## The problem
Report, as a bare number, how many lines of the material below contain the word "下列各句中".

— start —

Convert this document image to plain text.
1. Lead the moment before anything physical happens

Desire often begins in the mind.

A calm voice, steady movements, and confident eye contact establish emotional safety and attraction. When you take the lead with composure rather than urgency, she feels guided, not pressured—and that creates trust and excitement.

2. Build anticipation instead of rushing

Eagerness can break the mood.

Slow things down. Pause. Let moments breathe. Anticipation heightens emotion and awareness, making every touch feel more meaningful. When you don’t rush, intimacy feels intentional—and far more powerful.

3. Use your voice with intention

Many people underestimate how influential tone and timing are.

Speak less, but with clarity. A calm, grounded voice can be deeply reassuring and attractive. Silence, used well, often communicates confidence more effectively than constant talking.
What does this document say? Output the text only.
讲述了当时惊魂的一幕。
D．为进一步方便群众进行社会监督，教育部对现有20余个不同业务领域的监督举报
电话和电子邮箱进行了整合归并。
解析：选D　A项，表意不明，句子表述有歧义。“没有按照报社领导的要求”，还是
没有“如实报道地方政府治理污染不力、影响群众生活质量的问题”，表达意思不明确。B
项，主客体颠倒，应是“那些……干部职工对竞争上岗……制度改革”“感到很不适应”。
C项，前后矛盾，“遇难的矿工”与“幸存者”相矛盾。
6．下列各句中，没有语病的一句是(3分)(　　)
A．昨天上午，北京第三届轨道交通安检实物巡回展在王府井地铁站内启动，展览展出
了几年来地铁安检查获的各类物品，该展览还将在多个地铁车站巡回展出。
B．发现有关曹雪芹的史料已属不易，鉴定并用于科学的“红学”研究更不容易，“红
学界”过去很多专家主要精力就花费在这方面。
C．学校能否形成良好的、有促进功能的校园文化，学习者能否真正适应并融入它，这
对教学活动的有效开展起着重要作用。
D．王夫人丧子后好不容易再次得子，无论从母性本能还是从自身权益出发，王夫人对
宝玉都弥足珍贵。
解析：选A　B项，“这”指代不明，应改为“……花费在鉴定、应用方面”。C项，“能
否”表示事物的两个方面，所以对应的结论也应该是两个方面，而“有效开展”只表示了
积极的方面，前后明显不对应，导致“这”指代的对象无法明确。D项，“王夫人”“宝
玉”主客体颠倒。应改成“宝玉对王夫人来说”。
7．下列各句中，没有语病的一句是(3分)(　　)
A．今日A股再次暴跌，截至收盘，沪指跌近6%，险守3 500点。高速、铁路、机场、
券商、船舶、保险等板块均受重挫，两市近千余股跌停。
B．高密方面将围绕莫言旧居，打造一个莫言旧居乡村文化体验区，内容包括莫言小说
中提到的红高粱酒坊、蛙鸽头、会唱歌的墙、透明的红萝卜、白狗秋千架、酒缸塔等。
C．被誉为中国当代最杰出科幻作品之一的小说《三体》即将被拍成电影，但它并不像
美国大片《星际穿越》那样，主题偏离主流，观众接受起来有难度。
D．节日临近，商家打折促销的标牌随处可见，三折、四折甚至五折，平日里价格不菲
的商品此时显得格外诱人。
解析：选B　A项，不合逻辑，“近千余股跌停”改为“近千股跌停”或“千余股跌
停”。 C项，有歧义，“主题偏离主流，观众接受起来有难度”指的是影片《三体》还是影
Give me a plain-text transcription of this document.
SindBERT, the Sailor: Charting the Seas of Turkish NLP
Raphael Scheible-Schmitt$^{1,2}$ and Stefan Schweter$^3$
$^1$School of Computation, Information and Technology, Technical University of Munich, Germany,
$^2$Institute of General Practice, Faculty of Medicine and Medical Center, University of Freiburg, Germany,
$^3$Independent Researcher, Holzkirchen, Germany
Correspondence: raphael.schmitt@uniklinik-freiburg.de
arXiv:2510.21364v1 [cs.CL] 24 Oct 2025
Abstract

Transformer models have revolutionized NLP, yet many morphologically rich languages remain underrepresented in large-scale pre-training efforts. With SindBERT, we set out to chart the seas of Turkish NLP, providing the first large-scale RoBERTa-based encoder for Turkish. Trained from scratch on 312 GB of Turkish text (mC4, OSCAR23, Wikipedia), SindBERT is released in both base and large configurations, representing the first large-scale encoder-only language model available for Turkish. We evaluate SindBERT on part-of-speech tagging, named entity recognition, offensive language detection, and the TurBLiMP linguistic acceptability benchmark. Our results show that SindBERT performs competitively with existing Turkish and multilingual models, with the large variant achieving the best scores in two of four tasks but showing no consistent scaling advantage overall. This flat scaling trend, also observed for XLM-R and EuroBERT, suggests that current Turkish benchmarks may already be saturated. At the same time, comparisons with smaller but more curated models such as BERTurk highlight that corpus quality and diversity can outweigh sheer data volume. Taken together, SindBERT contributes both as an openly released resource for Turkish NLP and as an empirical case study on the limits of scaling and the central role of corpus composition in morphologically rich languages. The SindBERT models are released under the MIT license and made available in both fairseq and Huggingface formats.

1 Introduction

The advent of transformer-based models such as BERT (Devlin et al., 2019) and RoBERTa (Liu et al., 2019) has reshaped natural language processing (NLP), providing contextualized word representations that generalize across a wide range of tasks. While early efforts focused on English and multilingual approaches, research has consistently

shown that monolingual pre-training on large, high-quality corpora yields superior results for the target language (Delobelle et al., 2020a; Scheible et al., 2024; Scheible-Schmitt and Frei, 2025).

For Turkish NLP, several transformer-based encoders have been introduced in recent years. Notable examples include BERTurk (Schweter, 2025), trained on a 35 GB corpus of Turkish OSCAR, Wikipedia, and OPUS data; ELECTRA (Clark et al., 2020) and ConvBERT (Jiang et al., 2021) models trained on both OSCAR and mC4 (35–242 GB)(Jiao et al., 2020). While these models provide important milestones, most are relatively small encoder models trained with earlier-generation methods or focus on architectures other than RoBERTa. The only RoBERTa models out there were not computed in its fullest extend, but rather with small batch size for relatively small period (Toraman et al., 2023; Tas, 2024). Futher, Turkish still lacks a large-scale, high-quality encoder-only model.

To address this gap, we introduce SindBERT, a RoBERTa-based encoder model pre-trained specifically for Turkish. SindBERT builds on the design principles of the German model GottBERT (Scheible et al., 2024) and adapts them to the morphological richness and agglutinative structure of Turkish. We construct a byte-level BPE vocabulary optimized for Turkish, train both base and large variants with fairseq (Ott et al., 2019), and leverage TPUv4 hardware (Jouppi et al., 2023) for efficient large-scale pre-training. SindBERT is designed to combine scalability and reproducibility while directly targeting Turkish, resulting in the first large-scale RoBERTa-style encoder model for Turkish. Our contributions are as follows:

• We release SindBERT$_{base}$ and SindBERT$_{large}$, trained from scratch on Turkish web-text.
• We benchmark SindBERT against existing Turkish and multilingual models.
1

— end —

## Worked answer
2